--- Data entries ---
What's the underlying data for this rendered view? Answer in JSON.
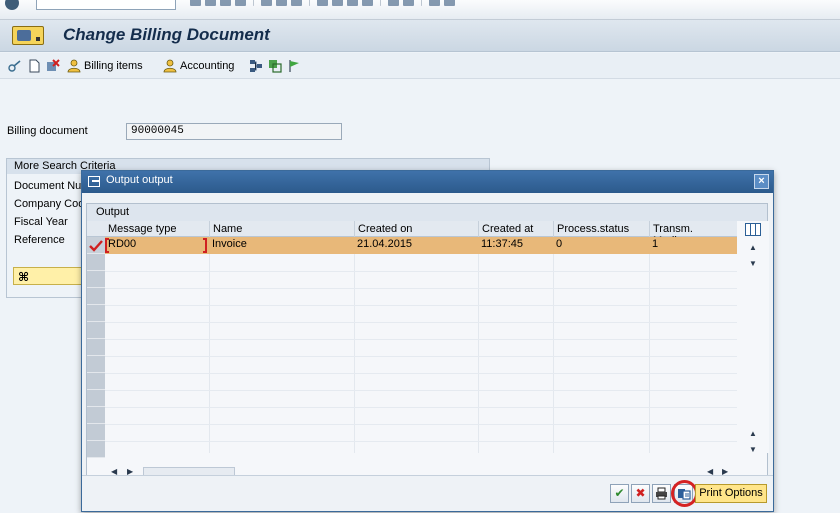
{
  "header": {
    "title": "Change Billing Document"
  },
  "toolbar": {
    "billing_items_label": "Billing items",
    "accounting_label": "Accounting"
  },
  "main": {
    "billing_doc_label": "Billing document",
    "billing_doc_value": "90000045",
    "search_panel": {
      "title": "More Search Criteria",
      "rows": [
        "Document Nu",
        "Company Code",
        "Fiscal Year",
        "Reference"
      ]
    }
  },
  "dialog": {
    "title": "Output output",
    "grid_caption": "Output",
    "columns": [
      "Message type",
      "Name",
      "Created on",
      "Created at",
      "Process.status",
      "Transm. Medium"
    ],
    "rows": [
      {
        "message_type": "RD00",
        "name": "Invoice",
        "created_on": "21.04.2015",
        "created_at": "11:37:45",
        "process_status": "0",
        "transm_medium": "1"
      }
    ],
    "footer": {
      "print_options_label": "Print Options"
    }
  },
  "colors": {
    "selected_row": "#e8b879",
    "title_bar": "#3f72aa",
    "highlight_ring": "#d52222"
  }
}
---
--- Data entries ---
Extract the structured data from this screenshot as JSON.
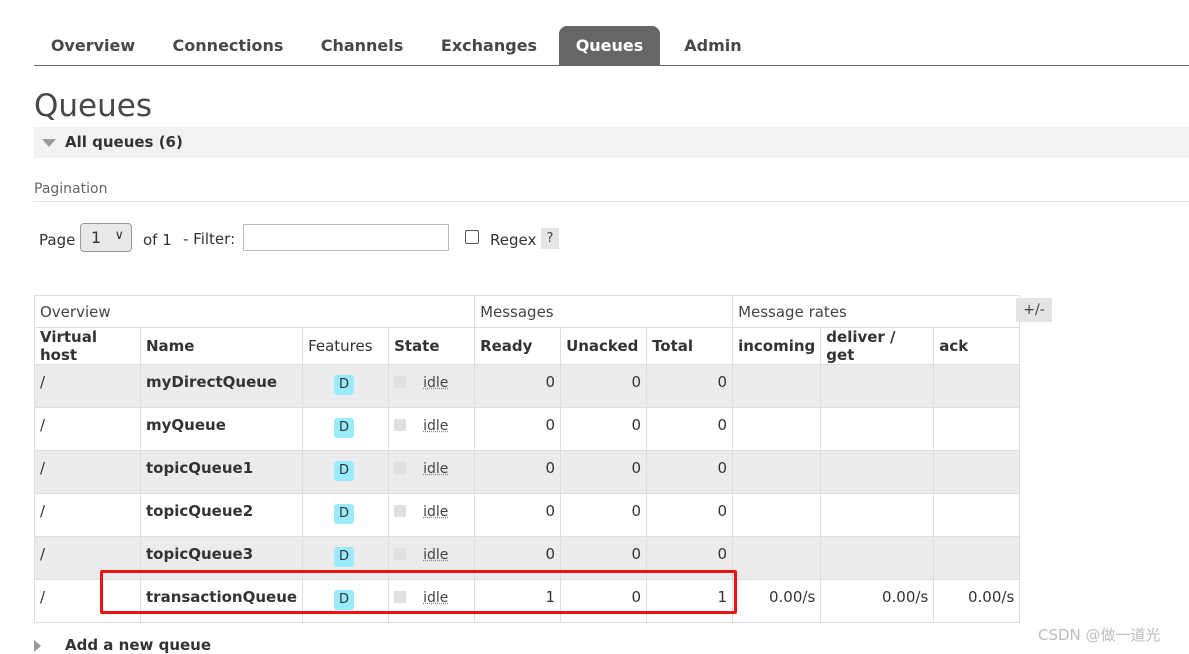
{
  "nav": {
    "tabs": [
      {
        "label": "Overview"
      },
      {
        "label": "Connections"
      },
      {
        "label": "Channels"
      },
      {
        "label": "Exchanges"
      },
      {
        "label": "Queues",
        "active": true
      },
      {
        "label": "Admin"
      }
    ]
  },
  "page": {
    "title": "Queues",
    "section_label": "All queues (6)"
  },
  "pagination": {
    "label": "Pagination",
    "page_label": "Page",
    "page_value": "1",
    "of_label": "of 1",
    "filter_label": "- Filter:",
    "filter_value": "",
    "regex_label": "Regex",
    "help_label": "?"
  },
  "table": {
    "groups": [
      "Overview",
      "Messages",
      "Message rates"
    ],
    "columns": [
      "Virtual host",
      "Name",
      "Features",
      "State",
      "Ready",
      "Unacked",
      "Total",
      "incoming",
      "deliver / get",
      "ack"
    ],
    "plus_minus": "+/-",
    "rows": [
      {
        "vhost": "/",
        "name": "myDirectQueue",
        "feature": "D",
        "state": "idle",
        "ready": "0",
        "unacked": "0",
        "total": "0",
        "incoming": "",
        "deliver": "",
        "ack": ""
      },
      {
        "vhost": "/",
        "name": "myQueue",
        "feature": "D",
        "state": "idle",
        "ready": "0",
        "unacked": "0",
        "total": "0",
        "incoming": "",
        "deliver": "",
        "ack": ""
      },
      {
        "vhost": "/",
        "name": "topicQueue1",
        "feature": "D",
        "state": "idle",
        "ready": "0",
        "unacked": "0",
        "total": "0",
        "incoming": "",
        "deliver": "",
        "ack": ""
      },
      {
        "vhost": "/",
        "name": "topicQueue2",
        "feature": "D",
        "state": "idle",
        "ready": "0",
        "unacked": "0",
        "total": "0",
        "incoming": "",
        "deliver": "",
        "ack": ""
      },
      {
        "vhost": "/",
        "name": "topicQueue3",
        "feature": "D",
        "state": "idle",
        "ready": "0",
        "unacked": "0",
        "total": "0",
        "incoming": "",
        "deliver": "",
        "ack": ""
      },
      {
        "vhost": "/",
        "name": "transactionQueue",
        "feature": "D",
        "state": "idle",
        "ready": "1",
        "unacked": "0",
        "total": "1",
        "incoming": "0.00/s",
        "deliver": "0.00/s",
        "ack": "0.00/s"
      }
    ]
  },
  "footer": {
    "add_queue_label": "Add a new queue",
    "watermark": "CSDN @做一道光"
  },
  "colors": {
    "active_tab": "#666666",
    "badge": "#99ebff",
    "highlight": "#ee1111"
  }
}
---
--- Data entries ---
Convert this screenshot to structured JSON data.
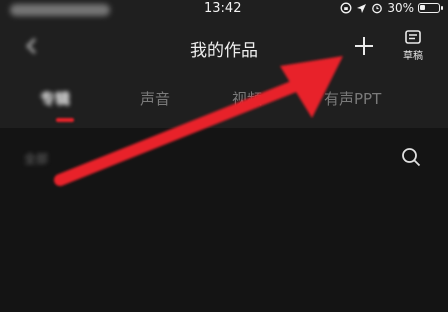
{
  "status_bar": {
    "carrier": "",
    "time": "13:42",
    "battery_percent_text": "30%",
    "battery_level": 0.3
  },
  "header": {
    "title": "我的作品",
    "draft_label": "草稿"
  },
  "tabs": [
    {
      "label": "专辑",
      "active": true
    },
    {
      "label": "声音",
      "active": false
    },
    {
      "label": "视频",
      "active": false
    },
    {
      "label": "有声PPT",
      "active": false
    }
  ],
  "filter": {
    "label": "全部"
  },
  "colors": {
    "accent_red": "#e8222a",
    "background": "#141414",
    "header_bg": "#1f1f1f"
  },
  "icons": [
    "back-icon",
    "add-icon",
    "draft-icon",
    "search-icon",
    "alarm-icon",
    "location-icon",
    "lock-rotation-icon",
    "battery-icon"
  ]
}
---
Written problem:
Return every line from the records above that holds the word "this".

Written response:
What's the underlying data for this rendered view? Answer in JSON.
Extract the structured data from this screenshot as JSON.
Convert this screenshot to structured JSON data.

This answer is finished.